▽

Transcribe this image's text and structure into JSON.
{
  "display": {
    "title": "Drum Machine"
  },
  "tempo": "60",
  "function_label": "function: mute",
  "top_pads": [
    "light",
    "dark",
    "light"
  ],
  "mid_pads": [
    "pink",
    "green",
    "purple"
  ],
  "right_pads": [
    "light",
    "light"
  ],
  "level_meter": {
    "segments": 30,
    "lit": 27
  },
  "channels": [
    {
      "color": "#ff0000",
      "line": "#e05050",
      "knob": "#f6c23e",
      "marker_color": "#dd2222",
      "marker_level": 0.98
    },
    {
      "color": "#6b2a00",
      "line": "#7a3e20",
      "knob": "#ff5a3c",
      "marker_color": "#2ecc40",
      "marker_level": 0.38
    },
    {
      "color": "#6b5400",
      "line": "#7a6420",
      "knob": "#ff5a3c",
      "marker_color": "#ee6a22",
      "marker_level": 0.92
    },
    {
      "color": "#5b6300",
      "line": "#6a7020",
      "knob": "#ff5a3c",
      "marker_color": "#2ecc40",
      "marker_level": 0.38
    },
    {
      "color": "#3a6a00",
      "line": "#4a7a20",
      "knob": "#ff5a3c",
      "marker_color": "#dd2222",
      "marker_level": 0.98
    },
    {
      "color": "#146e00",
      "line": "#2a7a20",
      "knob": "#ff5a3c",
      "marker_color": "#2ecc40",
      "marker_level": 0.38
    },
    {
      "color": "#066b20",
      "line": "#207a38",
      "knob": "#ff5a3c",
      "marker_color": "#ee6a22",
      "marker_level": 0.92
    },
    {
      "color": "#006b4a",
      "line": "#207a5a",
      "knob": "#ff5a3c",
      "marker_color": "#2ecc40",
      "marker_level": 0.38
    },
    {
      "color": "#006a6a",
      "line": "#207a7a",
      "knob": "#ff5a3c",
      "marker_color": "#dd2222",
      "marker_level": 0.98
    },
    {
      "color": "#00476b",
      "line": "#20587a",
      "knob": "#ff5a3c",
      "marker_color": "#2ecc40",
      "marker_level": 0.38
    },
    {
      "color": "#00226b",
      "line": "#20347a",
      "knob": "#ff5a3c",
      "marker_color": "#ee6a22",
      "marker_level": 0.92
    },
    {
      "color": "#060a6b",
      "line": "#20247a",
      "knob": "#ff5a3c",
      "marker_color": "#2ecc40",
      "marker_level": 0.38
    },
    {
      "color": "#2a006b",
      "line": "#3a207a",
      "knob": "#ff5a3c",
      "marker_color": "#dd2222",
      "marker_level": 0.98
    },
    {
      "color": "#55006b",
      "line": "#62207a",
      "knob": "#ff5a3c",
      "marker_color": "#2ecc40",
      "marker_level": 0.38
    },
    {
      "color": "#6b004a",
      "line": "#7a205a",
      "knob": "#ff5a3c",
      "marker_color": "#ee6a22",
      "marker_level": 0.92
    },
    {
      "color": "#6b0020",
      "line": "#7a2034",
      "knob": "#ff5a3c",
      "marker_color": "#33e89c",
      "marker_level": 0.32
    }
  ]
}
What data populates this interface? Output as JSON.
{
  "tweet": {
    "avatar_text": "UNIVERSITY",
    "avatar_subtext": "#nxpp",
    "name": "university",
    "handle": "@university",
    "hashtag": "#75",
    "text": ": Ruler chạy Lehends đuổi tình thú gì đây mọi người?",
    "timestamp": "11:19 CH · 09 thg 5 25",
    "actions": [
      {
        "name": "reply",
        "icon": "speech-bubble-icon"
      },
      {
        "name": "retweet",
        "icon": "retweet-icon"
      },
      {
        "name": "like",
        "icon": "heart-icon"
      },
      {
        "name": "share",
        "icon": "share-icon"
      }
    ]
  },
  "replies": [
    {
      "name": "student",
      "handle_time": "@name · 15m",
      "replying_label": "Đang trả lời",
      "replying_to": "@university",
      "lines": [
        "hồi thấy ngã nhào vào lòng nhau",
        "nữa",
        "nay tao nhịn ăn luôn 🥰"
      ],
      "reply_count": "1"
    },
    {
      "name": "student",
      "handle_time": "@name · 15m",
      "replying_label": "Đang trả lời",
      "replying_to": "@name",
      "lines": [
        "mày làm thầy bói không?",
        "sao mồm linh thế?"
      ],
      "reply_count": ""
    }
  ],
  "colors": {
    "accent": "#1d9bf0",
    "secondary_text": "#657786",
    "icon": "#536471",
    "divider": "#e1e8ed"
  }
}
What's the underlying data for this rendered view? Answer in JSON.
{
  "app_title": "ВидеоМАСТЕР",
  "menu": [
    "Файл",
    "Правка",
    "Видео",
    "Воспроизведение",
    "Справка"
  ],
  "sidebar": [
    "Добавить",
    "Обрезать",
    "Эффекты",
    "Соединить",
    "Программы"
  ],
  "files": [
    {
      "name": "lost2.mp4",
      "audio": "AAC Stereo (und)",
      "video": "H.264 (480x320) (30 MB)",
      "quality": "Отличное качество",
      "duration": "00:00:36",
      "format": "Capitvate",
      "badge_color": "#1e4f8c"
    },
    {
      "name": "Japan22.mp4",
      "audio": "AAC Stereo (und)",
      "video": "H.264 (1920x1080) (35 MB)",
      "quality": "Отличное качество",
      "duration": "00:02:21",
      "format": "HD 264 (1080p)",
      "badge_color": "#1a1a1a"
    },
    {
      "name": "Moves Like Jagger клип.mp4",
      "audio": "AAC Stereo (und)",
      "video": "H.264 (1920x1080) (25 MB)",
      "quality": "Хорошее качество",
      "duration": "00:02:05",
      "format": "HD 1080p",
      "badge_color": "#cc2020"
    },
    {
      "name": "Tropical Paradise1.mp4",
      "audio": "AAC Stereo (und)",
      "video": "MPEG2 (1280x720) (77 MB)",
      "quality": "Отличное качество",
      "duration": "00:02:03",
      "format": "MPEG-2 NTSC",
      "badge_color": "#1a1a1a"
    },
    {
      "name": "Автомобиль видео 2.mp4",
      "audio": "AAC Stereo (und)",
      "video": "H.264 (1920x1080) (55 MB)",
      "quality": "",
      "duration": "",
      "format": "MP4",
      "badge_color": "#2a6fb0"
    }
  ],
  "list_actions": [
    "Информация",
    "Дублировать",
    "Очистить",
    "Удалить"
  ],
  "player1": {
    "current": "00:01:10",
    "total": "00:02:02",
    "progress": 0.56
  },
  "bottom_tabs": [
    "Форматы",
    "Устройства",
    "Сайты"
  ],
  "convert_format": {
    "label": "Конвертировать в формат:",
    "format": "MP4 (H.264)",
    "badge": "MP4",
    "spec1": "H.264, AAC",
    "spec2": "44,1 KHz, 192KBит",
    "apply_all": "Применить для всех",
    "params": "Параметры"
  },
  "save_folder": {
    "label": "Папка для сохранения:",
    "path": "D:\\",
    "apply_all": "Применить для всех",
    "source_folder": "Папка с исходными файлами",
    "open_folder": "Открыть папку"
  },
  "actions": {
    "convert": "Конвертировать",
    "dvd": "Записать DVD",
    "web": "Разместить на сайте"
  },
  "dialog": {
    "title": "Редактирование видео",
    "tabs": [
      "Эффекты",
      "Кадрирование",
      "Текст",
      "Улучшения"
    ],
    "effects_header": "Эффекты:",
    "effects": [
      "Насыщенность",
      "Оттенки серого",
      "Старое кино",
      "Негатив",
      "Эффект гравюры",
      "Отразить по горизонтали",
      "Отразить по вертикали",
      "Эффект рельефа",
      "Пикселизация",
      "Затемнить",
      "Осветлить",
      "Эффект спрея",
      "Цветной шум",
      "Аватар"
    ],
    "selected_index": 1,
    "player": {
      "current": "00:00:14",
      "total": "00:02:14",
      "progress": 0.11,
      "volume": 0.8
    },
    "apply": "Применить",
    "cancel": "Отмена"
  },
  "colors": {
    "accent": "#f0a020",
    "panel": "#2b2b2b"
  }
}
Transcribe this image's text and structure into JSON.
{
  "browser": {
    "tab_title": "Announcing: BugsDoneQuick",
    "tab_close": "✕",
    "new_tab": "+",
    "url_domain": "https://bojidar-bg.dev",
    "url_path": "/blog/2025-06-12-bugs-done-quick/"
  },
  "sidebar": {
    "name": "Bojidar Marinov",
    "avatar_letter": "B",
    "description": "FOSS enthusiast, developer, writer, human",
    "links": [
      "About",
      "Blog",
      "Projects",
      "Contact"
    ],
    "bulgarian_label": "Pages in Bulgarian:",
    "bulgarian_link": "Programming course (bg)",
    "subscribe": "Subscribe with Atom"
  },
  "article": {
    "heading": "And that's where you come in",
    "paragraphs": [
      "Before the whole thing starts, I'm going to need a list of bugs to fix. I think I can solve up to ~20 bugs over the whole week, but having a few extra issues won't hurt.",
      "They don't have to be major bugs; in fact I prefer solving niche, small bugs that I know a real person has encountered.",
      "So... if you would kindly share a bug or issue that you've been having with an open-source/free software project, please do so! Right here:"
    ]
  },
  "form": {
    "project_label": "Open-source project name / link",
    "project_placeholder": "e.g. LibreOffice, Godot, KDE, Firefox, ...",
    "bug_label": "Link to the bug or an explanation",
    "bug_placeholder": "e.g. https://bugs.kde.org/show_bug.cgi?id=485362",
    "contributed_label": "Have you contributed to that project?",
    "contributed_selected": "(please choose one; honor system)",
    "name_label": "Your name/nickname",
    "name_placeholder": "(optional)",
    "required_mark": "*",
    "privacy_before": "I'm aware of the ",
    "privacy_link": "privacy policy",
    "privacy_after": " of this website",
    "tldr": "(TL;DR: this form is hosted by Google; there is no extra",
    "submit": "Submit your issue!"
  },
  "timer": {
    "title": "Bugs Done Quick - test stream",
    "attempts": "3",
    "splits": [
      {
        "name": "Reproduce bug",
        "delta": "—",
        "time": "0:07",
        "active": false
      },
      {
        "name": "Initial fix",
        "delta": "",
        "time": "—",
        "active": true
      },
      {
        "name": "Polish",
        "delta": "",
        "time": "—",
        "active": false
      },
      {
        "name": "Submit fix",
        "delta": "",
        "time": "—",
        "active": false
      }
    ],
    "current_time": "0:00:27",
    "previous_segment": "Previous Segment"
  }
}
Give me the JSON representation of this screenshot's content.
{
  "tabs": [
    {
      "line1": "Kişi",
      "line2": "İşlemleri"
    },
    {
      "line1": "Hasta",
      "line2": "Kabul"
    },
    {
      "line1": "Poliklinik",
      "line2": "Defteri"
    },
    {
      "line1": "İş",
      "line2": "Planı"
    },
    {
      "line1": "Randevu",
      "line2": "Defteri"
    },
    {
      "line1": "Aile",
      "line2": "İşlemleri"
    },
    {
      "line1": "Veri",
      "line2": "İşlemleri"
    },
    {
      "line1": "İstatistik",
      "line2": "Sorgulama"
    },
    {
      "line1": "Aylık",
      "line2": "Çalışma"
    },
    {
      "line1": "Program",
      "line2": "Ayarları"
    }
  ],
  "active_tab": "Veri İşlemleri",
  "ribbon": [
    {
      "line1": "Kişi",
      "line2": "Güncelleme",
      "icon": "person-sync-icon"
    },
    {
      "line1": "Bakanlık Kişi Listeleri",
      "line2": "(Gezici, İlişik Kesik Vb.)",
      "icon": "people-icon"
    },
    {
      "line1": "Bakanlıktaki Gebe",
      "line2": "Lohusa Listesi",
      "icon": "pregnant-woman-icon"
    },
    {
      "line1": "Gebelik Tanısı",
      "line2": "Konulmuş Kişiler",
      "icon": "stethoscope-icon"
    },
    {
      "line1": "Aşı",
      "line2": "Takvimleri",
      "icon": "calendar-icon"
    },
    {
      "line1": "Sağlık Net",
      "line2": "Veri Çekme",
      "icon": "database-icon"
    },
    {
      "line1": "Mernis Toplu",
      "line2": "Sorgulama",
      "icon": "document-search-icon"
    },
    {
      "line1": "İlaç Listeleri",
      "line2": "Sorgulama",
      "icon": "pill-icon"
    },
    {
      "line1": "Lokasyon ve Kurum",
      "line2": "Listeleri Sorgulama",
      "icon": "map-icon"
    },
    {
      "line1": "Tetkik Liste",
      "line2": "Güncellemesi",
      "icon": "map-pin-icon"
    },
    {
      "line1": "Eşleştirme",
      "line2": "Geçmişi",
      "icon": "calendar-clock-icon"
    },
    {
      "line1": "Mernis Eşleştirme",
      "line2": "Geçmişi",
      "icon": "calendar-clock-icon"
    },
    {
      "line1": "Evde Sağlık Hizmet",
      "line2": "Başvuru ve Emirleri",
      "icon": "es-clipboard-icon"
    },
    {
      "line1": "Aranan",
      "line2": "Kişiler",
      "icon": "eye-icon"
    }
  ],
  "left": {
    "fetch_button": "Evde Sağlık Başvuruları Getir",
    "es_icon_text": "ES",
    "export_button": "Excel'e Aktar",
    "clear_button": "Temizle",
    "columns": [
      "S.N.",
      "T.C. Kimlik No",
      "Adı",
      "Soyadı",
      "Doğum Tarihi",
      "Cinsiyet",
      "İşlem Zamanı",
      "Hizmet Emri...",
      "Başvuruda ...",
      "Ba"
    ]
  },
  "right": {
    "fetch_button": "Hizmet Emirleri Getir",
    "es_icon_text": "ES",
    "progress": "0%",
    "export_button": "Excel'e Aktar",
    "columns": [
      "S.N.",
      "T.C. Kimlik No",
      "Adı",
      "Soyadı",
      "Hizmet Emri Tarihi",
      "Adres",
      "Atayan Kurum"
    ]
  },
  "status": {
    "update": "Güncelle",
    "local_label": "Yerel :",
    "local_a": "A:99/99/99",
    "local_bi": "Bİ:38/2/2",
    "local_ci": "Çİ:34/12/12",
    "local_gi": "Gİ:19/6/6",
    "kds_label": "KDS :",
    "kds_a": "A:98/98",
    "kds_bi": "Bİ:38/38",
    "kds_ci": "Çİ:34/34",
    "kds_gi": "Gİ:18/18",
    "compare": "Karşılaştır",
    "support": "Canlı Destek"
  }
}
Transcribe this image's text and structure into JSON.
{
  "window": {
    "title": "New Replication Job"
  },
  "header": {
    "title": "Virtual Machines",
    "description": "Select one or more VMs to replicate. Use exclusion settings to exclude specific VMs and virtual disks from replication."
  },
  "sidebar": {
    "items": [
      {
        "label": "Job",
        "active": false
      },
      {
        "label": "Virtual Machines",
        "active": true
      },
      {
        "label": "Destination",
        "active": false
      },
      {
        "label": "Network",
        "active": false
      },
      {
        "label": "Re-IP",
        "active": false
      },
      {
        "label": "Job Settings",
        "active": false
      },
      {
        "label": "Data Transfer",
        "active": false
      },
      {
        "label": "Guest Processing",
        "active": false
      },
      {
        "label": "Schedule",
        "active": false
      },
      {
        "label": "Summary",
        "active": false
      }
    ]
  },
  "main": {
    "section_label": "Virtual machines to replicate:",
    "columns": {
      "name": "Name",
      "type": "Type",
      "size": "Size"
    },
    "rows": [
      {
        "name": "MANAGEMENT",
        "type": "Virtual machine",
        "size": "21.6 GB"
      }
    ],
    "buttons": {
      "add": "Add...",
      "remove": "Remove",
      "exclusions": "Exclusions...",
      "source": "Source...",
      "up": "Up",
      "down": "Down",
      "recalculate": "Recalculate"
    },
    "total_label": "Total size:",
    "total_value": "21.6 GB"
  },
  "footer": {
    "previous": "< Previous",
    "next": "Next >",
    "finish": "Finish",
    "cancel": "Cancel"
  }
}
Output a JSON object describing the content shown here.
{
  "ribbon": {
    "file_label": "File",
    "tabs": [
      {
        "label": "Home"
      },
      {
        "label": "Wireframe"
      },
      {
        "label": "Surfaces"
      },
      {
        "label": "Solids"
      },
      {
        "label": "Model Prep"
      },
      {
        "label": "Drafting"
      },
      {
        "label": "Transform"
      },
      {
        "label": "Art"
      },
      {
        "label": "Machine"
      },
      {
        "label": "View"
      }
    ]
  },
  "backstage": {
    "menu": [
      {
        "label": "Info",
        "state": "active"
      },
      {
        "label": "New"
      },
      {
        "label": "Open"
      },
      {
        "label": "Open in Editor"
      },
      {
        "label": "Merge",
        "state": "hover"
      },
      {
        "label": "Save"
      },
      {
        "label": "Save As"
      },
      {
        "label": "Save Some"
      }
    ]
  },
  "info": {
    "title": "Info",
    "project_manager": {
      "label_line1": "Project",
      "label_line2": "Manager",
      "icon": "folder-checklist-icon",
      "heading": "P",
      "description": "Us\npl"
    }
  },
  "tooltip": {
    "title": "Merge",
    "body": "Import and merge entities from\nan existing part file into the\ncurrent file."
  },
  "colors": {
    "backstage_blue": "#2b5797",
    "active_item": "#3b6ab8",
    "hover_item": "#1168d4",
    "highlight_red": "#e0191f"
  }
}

△

§ What you will do
Scan the data above; copy every line where "Kişiler" appears.

§ Response to the exercise
      "line2": "Konulmuş Kişiler",
      "line2": "Kişiler",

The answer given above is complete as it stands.